Write out the listing below exactly, and omit any images you find in it.
----
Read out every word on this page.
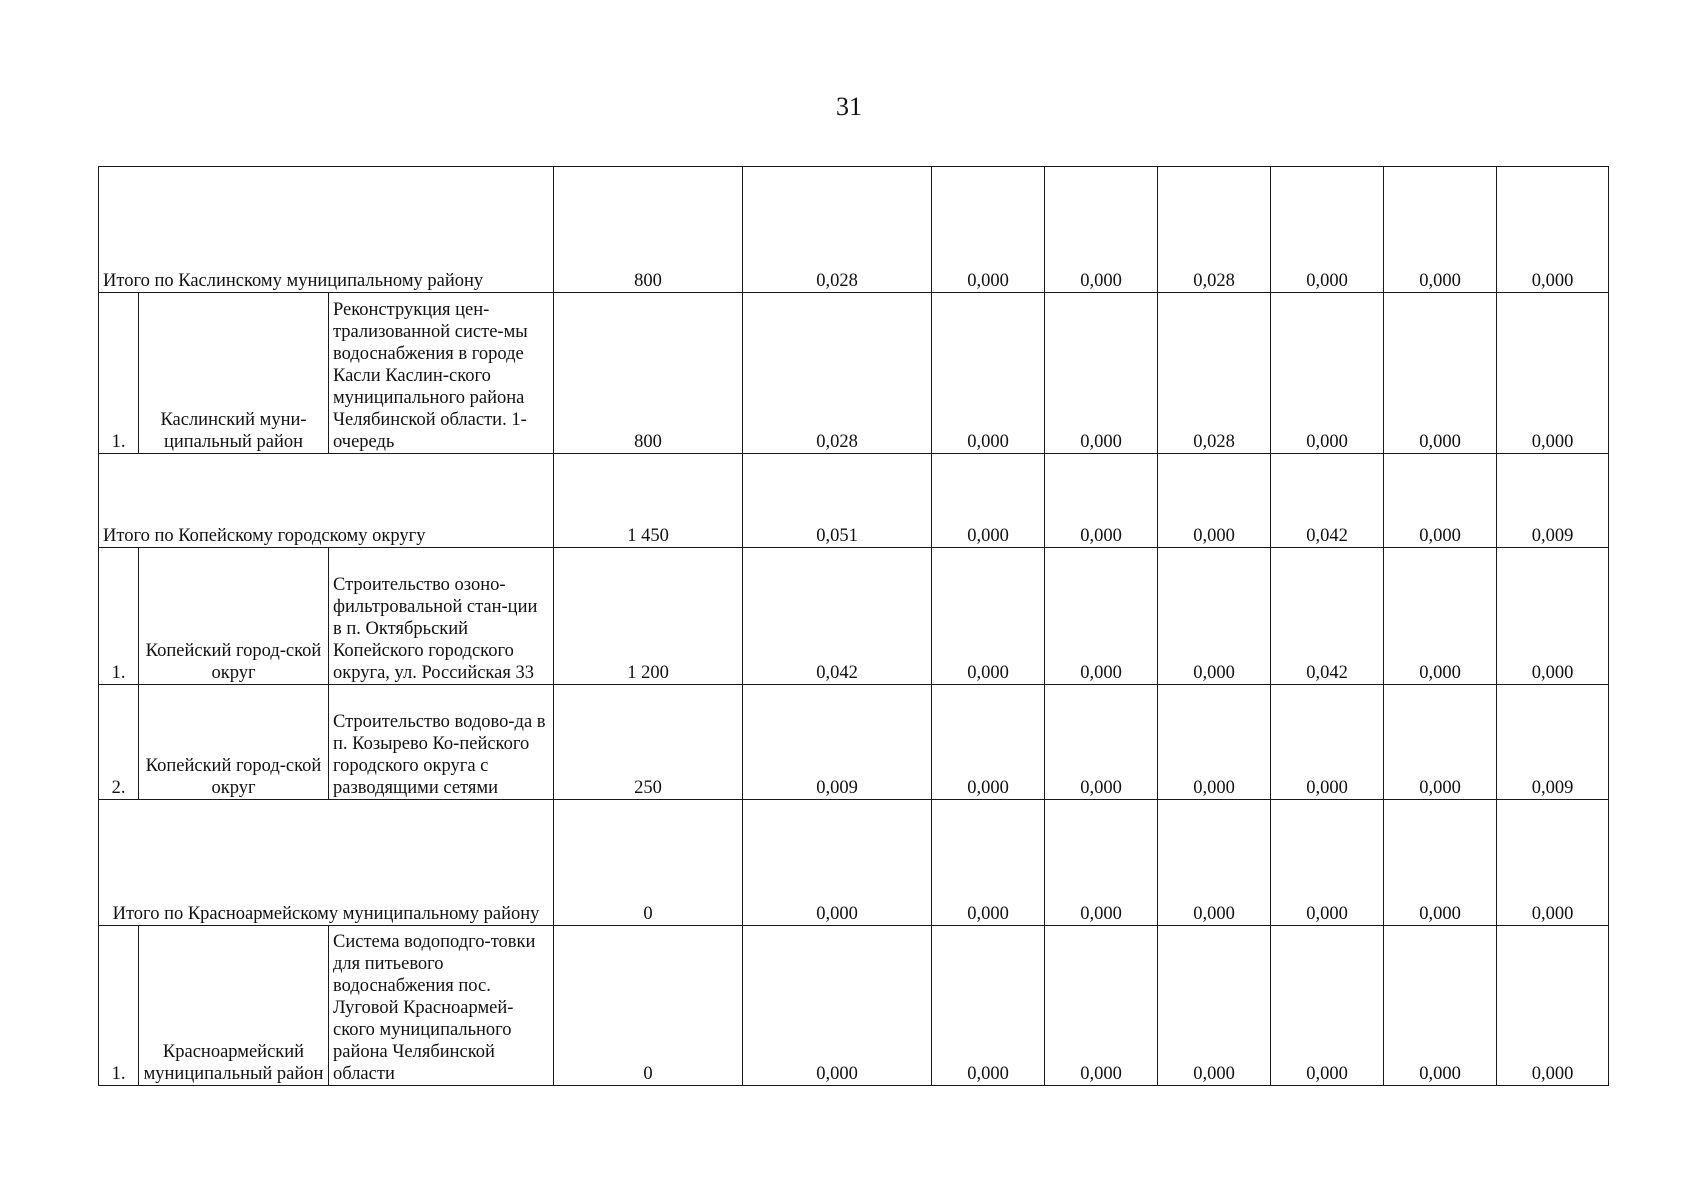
31
Итого по Каслинскому муниципальному району			800	0,028	0,000	0,000	0,028	0,000	0,000	0,000
1.	Каслинский муни-ципальный район	Реконструкция цен-трализованной систе-мы водоснабжения в городе Касли Каслин-ского муниципального района Челябинской области. 1-очередь	800	0,028	0,000	0,000	0,028	0,000	0,000	0,000
Итого по Копейскому городскому округу			1 450	0,051	0,000	0,000	0,000	0,042	0,000	0,009
1.	Копейский город-ской округ	Строительство озоно-фильтровальной стан-ции в п. Октябрьский Копейского городского округа, ул. Российская 33	1 200	0,042	0,000	0,000	0,000	0,042	0,000	0,000
2.	Копейский город-ской округ	Строительство водово-да в п. Козырево Ко-пейского городского округа с разводящими сетями	250	0,009	0,000	0,000	0,000	0,000	0,000	0,009
Итого по Красноармейскому муниципальному району			0	0,000	0,000	0,000	0,000	0,000	0,000	0,000
1.	Красноармейский муниципальный район	Система водоподго-товки для питьевого водоснабжения пос. Луговой Красноармей-ского муниципального района Челябинской области	0	0,000	0,000	0,000	0,000	0,000	0,000	0,000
----
CORRECT RESULT:
Read out every word on this page.
31
Итого по Каслинскому муниципальному району			800	0,028	0,000	0,000	0,028	0,000	0,000	0,000
1.	Каслинский муни-ципальный район	Реконструкция цен-трализованной систе-мы водоснабжения в городе Касли Каслин-ского муниципального района Челябинской области. 1-очередь	800	0,028	0,000	0,000	0,028	0,000	0,000	0,000
Итого по Копейскому городскому округу			1 450	0,051	0,000	0,000	0,000	0,042	0,000	0,009
1.	Копейский город-ской округ	Строительство озоно-фильтровальной стан-ции в п. Октябрьский Копейского городского округа, ул. Российская 33	1 200	0,042	0,000	0,000	0,000	0,042	0,000	0,000
2.	Копейский город-ской округ	Строительство водово-да в п. Козырево Ко-пейского городского округа с разводящими сетями	250	0,009	0,000	0,000	0,000	0,000	0,000	0,009
Итого по Красноармейскому муниципальному району			0	0,000	0,000	0,000	0,000	0,000	0,000	0,000
1.	Красноармейский муниципальный район	Система водоподго-товки для питьевого водоснабжения пос. Луговой Красноармей-ского муниципального района Челябинской области	0	0,000	0,000	0,000	0,000	0,000	0,000	0,000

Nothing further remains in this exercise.